--- Requirement ---
Every line containing the word "Hashimoto" needs to be found and copied.

--- Provided information ---
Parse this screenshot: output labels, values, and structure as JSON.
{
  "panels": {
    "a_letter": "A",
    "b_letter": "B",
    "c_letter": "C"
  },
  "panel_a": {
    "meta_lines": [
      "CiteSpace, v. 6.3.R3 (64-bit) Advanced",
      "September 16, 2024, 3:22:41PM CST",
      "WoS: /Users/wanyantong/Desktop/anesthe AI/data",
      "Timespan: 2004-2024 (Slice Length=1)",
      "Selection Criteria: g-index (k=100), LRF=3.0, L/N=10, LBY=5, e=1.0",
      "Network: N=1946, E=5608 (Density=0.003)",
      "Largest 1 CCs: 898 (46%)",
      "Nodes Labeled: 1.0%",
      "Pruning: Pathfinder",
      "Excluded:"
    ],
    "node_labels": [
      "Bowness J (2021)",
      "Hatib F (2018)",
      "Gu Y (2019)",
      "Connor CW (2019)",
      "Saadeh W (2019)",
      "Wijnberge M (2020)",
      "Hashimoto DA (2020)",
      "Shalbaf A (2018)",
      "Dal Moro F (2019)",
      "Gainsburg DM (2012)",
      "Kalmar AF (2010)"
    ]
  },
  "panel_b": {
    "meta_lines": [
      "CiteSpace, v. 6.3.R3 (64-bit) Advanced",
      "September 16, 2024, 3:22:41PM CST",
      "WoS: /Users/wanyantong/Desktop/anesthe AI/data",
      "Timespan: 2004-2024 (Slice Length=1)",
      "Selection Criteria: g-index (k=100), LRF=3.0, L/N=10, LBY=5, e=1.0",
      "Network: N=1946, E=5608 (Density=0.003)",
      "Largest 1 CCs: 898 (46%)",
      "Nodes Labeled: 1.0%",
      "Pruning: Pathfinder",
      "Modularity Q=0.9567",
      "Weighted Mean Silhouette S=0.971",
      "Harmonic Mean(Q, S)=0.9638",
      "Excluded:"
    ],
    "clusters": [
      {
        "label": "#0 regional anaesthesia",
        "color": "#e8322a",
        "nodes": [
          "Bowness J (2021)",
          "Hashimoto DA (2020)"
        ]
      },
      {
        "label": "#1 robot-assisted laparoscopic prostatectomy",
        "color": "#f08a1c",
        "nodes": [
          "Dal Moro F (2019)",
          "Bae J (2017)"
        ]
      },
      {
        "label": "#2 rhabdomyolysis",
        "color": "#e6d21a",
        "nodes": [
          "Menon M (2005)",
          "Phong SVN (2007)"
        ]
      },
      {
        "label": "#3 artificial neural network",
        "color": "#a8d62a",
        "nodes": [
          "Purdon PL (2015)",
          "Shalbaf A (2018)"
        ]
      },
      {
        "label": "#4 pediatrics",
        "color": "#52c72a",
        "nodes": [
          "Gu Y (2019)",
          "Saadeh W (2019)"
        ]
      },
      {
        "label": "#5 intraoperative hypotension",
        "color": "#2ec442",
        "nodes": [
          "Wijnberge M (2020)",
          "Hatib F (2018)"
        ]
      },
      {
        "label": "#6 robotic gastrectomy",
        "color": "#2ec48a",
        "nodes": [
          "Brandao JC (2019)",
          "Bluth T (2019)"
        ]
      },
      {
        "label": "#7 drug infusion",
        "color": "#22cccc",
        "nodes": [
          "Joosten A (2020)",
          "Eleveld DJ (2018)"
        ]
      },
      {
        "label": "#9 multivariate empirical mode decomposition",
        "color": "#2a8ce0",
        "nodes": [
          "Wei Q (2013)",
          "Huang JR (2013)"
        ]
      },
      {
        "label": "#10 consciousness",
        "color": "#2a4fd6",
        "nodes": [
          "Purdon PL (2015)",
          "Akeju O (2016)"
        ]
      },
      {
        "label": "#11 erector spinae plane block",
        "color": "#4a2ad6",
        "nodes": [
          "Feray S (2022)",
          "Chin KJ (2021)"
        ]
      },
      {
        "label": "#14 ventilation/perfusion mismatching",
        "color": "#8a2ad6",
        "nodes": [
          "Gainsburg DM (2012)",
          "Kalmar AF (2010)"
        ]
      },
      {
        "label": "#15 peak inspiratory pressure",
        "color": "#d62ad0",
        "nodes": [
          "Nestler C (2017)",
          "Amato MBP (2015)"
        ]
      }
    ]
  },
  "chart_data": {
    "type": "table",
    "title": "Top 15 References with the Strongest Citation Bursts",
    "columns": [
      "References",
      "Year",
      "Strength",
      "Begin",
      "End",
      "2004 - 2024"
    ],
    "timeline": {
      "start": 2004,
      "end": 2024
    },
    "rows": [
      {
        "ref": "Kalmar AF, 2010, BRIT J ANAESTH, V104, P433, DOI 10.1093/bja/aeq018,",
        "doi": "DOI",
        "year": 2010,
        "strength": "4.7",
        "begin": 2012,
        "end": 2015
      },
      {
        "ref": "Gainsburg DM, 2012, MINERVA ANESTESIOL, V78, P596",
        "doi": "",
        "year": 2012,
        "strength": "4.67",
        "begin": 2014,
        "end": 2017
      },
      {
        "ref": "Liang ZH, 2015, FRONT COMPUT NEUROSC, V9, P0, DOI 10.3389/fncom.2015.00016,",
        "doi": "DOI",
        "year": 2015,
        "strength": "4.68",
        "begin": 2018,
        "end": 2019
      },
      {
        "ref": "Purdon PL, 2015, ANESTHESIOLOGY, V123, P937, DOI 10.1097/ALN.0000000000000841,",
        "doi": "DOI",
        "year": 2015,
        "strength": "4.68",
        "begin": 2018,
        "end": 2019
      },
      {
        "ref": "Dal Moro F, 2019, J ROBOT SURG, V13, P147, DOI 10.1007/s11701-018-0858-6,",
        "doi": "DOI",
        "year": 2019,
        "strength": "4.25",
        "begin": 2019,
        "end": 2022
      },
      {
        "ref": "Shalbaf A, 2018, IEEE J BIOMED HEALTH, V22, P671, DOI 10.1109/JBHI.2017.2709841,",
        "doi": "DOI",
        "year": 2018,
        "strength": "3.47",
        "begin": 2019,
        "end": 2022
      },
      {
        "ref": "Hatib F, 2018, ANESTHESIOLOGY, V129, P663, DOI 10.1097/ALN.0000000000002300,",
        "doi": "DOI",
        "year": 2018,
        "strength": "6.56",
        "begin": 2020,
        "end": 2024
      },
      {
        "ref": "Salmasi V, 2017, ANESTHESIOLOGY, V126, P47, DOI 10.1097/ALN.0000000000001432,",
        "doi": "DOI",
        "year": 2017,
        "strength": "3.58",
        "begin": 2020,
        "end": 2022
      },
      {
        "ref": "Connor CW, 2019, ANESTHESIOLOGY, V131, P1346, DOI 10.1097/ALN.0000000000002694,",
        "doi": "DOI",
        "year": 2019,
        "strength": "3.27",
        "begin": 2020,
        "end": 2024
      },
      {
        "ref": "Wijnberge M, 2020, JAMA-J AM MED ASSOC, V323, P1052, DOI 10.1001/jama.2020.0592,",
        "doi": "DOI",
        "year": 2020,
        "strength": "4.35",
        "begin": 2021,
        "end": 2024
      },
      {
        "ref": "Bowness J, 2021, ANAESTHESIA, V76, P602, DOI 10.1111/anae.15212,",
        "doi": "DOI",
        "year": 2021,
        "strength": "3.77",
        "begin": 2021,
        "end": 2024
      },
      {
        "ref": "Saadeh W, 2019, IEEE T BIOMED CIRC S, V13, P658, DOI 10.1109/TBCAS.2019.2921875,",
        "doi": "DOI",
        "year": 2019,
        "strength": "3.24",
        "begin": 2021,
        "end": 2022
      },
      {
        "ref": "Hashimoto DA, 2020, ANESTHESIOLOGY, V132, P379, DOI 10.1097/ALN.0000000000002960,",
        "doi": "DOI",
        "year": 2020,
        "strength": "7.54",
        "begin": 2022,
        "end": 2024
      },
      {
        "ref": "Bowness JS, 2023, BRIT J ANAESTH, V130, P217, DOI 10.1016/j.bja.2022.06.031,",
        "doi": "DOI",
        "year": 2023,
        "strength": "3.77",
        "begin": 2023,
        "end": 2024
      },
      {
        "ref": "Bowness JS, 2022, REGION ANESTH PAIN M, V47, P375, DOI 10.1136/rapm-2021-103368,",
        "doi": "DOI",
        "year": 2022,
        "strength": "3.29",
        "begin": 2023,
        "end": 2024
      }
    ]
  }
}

--- Output of the exercise ---
      "Hashimoto DA (2020)",
          "Hashimoto DA (2020)"
        "ref": "Hashimoto DA, 2020, ANESTHESIOLOGY, V132, P379, DOI 10.1097/ALN.0000000000002960,",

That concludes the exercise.